— BEGIN Material to process —
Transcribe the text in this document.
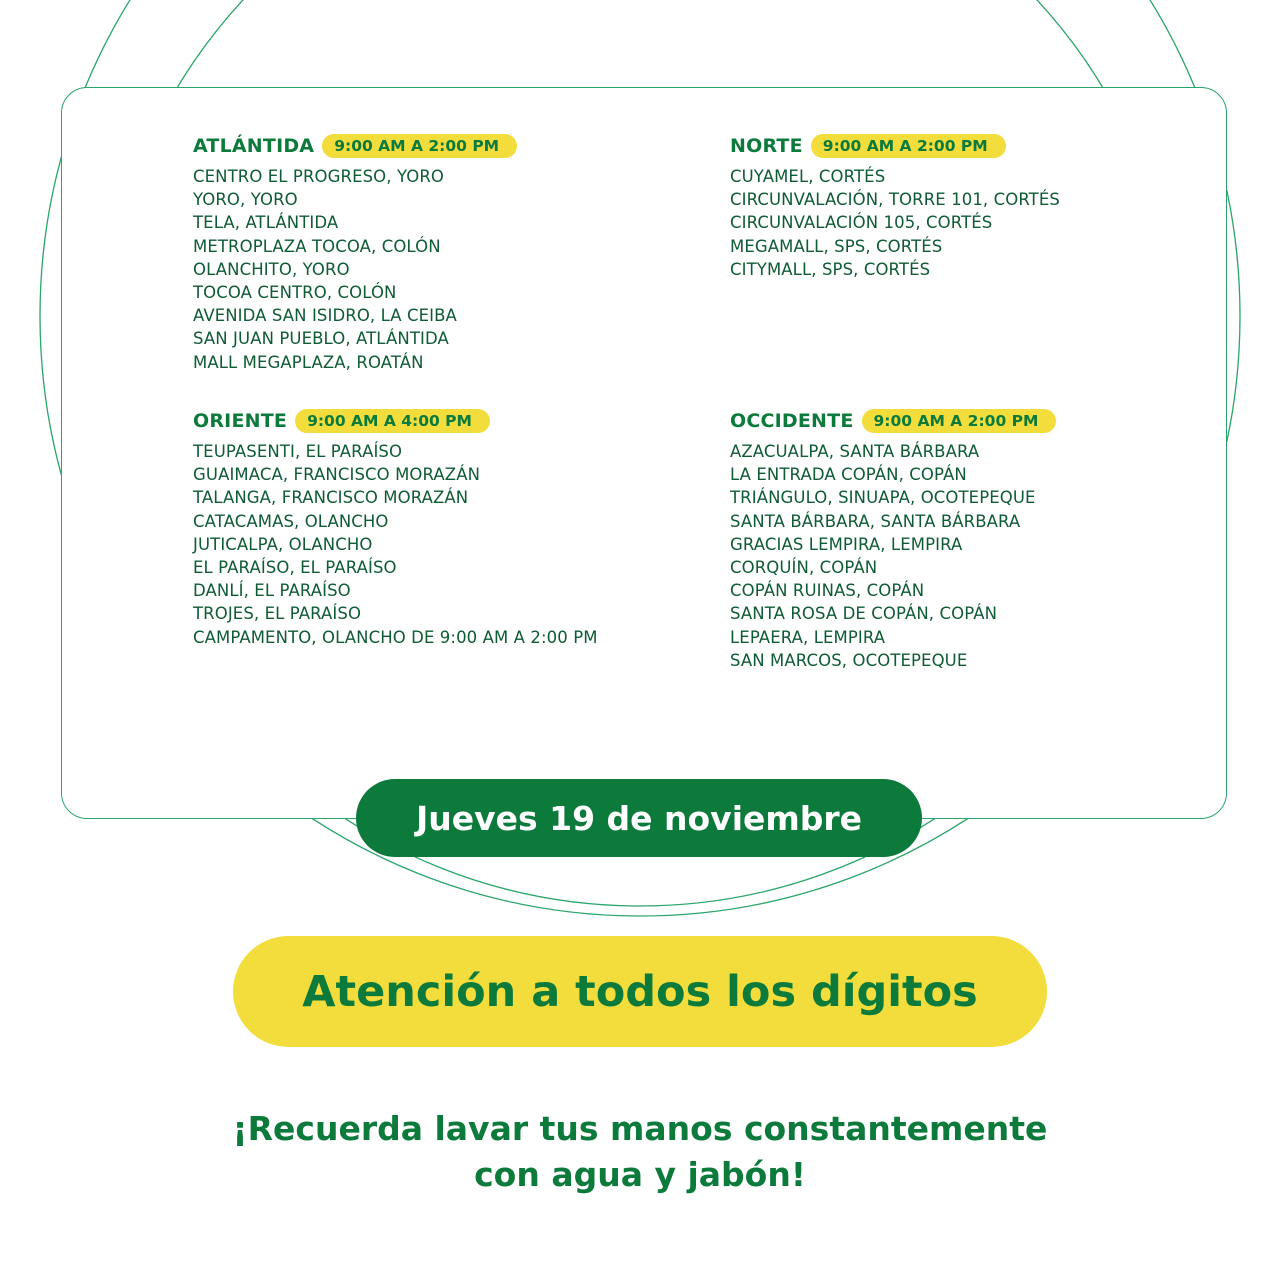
ATLÁNTIDA	9:00 AM A 2:00 PM
CENTRO EL PROGRESO, YORO
YORO, YORO
TELA, ATLÁNTIDA
METROPLAZA TOCOA, COLÓN
OLANCHITO, YORO
TOCOA CENTRO, COLÓN
AVENIDA SAN ISIDRO, LA CEIBA
SAN JUAN PUEBLO, ATLÁNTIDA
MALL MEGAPLAZA, ROATÁN
NORTE	9:00 AM A 2:00 PM
CUYAMEL, CORTÉS
CIRCUNVALACIÓN, TORRE 101, CORTÉS
CIRCUNVALACIÓN 105, CORTÉS
MEGAMALL, SPS, CORTÉS
CITYMALL, SPS, CORTÉS
ORIENTE	9:00 AM A 4:00 PM
TEUPASENTI, EL PARAÍSO
GUAIMACA, FRANCISCO MORAZÁN
TALANGA, FRANCISCO MORAZÁN
CATACAMAS, OLANCHO
JUTICALPA, OLANCHO
EL PARAÍSO, EL PARAÍSO
DANLÍ, EL PARAÍSO
TROJES, EL PARAÍSO
CAMPAMENTO, OLANCHO DE 9:00 AM A 2:00 PM
OCCIDENTE	9:00 AM A 2:00 PM
AZACUALPA, SANTA BÁRBARA
LA ENTRADA COPÁN, COPÁN
TRIÁNGULO, SINUAPA, OCOTEPEQUE
SANTA BÁRBARA, SANTA BÁRBARA
GRACIAS LEMPIRA, LEMPIRA
CORQUÍN, COPÁN
COPÁN RUINAS, COPÁN
SANTA ROSA DE COPÁN, COPÁN
LEPAERA, LEMPIRA
SAN MARCOS, OCOTEPEQUE
Jueves 19 de noviembre
Atención a todos los dígitos
¡Recuerda lavar tus manos constantemente
con agua y jabón!
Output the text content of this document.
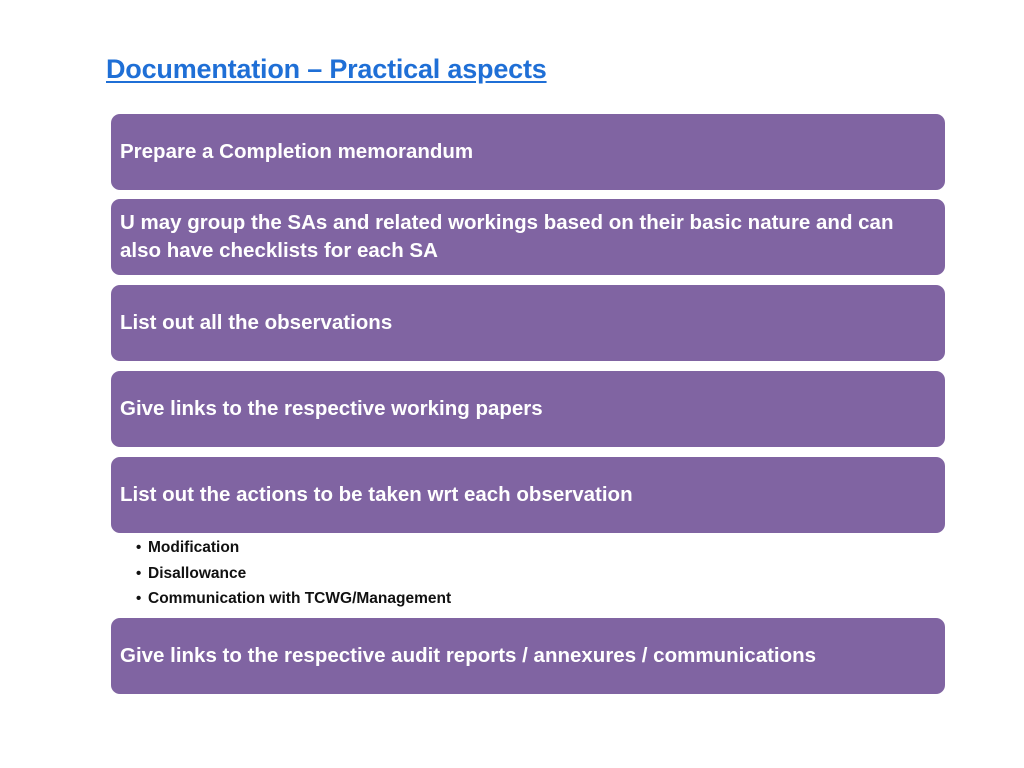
Documentation – Practical aspects
Prepare a Completion memorandum
U may group the SAs and related workings based on their basic nature and can also have checklists for each SA
List out all the observations
Give links to the respective working papers
List out the actions to be taken wrt each observation
• Modification
• Disallowance
• Communication with TCWG/Management
Give links to the respective audit reports / annexures / communications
— END Material to process —
Report how many lines in the listing above include the word "each". Give nothing but the number.

2